- [Supplied records]
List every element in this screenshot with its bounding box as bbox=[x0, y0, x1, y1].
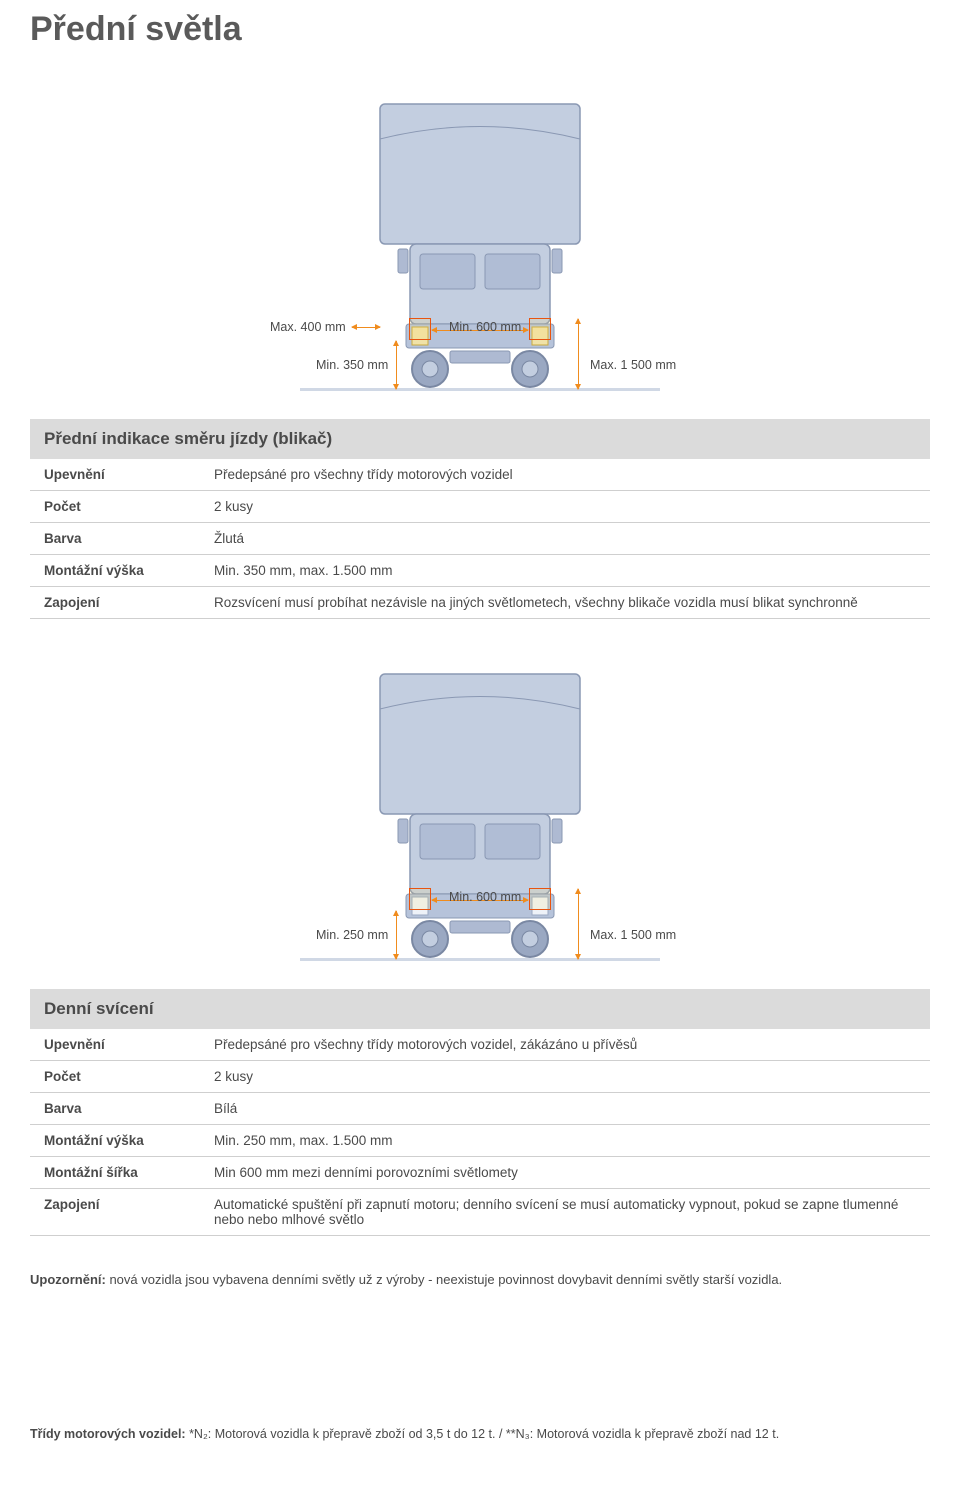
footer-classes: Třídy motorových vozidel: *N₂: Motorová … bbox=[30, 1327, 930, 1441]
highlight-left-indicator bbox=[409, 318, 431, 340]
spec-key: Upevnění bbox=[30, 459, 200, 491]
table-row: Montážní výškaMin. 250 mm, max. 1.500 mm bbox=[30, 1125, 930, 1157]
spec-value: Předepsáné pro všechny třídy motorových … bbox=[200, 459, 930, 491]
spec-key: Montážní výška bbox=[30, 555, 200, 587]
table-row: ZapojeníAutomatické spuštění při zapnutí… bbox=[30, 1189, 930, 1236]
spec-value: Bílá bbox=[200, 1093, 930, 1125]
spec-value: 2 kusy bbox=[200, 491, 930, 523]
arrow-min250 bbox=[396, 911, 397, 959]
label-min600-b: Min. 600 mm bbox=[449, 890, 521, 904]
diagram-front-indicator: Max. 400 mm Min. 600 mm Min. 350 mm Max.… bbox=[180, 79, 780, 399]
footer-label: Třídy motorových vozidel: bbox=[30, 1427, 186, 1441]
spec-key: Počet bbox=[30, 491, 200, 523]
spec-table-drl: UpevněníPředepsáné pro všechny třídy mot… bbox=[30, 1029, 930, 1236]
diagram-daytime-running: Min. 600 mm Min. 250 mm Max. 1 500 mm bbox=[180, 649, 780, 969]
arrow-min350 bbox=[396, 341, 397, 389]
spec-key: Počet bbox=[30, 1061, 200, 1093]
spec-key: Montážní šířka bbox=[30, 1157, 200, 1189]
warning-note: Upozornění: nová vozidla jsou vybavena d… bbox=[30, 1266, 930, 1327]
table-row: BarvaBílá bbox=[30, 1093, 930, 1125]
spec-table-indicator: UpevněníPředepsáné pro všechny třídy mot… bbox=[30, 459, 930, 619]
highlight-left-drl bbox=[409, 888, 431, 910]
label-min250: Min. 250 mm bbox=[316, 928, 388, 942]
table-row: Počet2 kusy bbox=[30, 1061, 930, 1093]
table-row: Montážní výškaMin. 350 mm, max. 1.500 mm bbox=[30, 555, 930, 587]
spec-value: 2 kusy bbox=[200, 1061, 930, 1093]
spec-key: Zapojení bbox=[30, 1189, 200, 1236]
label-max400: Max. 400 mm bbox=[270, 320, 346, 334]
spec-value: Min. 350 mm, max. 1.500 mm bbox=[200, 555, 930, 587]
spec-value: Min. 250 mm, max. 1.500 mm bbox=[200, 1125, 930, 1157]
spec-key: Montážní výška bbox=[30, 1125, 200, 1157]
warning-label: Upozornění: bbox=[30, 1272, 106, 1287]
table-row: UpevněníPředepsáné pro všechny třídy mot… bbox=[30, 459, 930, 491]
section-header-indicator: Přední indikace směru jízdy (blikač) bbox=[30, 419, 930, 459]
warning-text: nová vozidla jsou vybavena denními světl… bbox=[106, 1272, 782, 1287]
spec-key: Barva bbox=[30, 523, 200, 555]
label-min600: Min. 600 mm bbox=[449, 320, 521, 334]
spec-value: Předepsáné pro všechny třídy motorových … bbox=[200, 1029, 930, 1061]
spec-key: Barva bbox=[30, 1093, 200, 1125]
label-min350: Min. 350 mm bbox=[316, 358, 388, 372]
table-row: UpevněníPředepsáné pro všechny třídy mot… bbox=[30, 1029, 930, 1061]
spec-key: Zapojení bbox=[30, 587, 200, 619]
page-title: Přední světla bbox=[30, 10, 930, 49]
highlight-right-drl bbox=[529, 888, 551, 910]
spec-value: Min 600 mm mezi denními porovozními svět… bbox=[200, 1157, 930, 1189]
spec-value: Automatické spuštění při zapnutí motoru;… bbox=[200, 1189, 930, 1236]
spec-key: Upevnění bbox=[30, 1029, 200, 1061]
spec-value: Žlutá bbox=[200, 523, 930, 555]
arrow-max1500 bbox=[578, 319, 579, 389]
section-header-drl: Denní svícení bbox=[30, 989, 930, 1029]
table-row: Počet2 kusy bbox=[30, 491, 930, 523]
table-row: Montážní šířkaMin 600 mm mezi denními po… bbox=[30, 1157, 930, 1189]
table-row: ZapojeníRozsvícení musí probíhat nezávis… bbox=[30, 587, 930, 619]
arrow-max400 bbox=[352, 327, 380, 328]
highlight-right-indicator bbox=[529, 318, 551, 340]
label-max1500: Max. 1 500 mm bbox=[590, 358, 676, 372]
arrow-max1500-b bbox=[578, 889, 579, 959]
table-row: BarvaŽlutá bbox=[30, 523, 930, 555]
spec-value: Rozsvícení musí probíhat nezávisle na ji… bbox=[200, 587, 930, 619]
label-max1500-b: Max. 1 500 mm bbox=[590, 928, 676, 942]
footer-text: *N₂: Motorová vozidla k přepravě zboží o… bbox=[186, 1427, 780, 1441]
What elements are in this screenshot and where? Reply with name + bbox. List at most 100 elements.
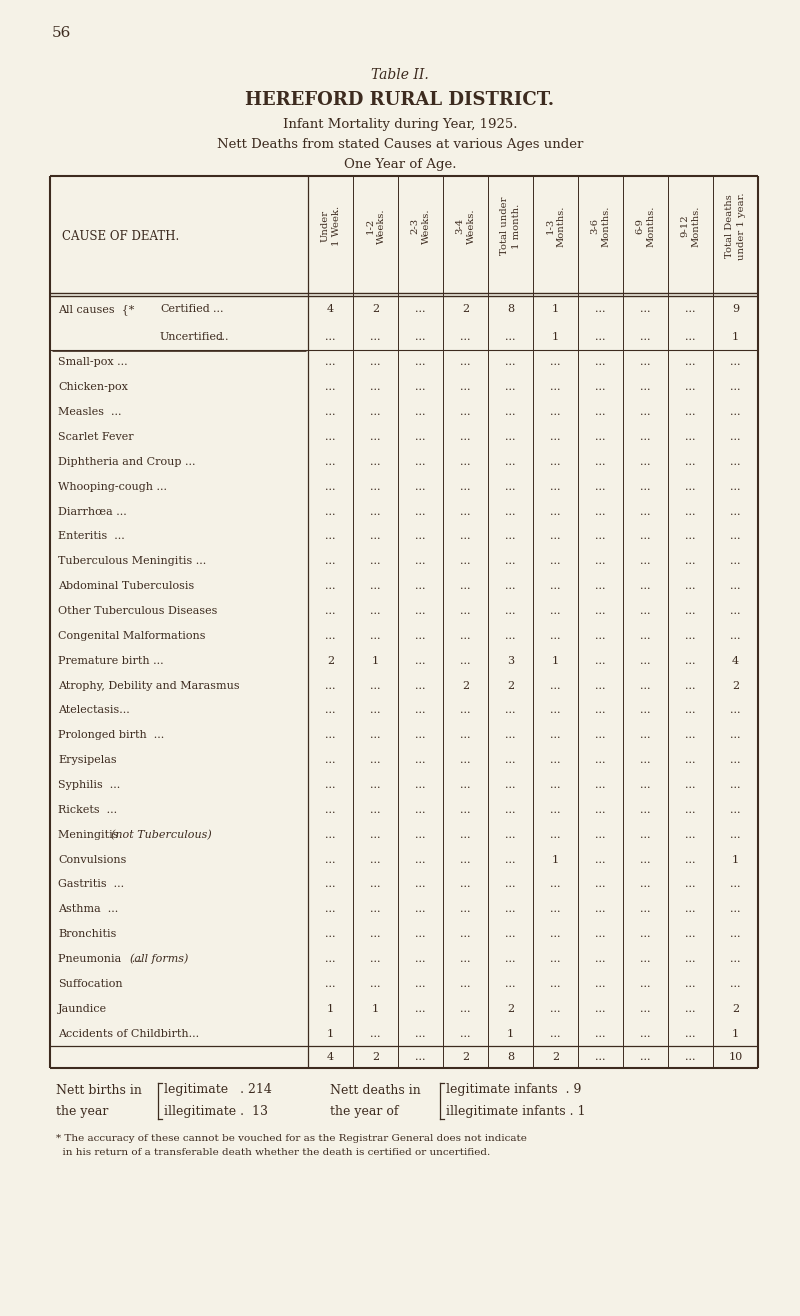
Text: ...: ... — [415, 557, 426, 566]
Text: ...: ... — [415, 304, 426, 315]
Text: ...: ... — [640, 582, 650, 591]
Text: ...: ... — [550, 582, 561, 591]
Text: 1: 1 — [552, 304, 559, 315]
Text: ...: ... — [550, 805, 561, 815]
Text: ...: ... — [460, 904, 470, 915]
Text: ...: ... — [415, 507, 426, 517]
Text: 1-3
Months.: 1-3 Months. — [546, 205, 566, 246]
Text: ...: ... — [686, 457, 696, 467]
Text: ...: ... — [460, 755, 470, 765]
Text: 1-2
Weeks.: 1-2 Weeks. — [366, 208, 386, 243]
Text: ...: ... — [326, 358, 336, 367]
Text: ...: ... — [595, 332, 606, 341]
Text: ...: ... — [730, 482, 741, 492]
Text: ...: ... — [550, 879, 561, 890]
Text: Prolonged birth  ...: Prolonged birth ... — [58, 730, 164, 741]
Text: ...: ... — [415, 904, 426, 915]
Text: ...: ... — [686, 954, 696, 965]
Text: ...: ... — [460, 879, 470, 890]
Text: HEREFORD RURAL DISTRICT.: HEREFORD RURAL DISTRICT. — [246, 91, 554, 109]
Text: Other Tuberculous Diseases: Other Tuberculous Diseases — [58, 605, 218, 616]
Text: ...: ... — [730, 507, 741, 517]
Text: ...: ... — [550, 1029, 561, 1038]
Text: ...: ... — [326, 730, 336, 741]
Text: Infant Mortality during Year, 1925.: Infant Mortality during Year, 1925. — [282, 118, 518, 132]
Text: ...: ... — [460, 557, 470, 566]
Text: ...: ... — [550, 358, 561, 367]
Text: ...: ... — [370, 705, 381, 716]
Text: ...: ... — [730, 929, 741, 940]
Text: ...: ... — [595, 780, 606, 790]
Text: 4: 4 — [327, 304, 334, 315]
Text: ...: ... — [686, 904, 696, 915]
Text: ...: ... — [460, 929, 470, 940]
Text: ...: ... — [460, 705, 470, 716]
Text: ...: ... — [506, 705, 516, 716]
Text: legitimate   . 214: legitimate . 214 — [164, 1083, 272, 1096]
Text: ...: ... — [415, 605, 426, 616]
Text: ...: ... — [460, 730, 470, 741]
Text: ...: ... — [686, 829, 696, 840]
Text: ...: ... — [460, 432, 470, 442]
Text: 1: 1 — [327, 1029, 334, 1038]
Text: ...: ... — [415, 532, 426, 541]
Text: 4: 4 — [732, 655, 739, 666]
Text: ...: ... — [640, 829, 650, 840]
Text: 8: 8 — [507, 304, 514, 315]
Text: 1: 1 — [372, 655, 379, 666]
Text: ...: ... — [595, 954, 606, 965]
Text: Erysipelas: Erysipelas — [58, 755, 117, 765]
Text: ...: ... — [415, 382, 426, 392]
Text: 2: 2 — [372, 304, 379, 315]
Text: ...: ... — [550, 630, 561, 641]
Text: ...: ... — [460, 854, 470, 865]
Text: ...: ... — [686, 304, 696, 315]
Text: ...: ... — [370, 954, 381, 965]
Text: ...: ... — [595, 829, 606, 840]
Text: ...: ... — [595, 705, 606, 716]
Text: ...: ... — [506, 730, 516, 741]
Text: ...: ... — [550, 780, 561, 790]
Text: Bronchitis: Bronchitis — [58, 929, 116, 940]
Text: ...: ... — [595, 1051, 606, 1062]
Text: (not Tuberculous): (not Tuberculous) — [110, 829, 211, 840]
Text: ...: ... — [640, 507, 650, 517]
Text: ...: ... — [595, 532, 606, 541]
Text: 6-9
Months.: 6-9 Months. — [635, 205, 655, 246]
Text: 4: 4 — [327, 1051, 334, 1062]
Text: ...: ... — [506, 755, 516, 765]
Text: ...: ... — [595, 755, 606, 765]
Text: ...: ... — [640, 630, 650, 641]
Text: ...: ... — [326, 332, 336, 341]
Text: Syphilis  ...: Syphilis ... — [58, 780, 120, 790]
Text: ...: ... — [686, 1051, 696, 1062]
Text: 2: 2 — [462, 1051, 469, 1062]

- [Written task]
Rewrite the records from the line with "Text: ...: ... — [415, 557, 426, 566]" through the line with "Text: ...: ... — [460, 879, 470, 890]", replacing "Prolonged" with "Extended" and leaving everything else as it is.

- [Full solution]
Text: ...: ... — [415, 557, 426, 566]
Text: ...: ... — [415, 304, 426, 315]
Text: ...: ... — [640, 582, 650, 591]
Text: ...: ... — [550, 582, 561, 591]
Text: 1: 1 — [552, 304, 559, 315]
Text: ...: ... — [550, 805, 561, 815]
Text: ...: ... — [460, 904, 470, 915]
Text: ...: ... — [415, 507, 426, 517]
Text: 1-3
Months.: 1-3 Months. — [546, 205, 566, 246]
Text: ...: ... — [686, 457, 696, 467]
Text: ...: ... — [460, 755, 470, 765]
Text: 1-2
Weeks.: 1-2 Weeks. — [366, 208, 386, 243]
Text: ...: ... — [326, 358, 336, 367]
Text: ...: ... — [595, 332, 606, 341]
Text: ...: ... — [730, 482, 741, 492]
Text: ...: ... — [550, 879, 561, 890]
Text: Extended birth  ...: Extended birth ... — [58, 730, 164, 741]
Text: ...: ... — [415, 904, 426, 915]
Text: ...: ... — [686, 954, 696, 965]
Text: ...: ... — [460, 879, 470, 890]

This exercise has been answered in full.